[Begin DATA PROVIDED]
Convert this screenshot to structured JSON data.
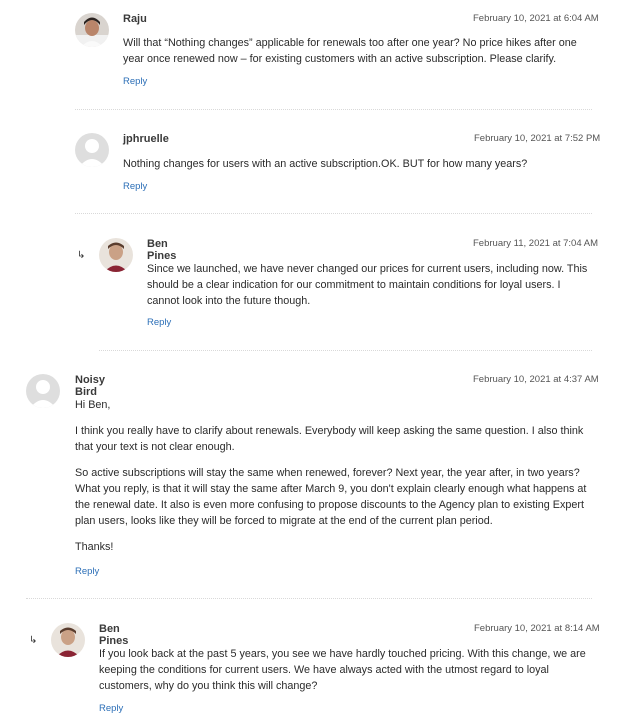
{
  "comments": [
    {
      "author": "Raju",
      "date": "February 10, 2021 at 6:04 AM",
      "paragraphs": [
        "Will that “Nothing changes” applicable for renewals too after one year? No price hikes after one year once renewed now – for existing customers with an active subscription. Please clarify."
      ],
      "reply_label": "Reply",
      "avatar": "photo-avatar-raju"
    },
    {
      "author": "jphruelle",
      "date": "February 10, 2021 at 7:52 PM",
      "paragraphs": [
        "Nothing changes for users with an active subscription.OK. BUT for how many years?"
      ],
      "reply_label": "Reply",
      "avatar": "default-avatar-icon"
    },
    {
      "author": "Ben Pines",
      "date": "February 11, 2021 at 7:04 AM",
      "paragraphs": [
        "Since we launched, we have never changed our prices for current users, including now. This should be a clear indication for our commitment to maintain conditions for loyal users. I cannot look into the future though."
      ],
      "reply_label": "Reply",
      "avatar": "photo-avatar-ben",
      "is_reply": true
    },
    {
      "author": "Noisy Bird",
      "date": "February 10, 2021 at 4:37 AM",
      "paragraphs": [
        "Hi Ben,",
        "I think you really have to clarify about renewals. Everybody will keep asking the same question. I also think that your text is not clear enough.",
        "So active subscriptions will stay the same when renewed, forever? Next year, the year after, in two years? What you reply, is that it will stay the same after March 9, you don't explain clearly enough what happens at the renewal date. It also is even more confusing to propose discounts to the Agency plan to existing Expert plan users, looks like they will be forced to migrate at the end of the current plan period.",
        "Thanks!"
      ],
      "reply_label": "Reply",
      "avatar": "default-avatar-icon"
    },
    {
      "author": "Ben Pines",
      "date": "February 10, 2021 at 8:14 AM",
      "paragraphs": [
        "If you look back at the past 5 years, you see we have hardly touched pricing. With this change, we are keeping the conditions for current users. We have always acted with the utmost regard to loyal customers, why do you think this will change?"
      ],
      "reply_label": "Reply",
      "avatar": "photo-avatar-ben",
      "is_reply": true
    }
  ],
  "reply_arrow": "↳"
}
[End DATA PROVIDED]
- _STATED EXERCISE_
Copy every line of the listing that contains the word "think".

- _REPLY_
        "I think you really have to clarify about renewals. Everybody will keep asking the same question. I also think that your text is not clear enough.",
        "If you look back at the past 5 years, you see we have hardly touched pricing. With this change, we are keeping the conditions for current users. We have always acted with the utmost regard to loyal customers, why do you think this will change?"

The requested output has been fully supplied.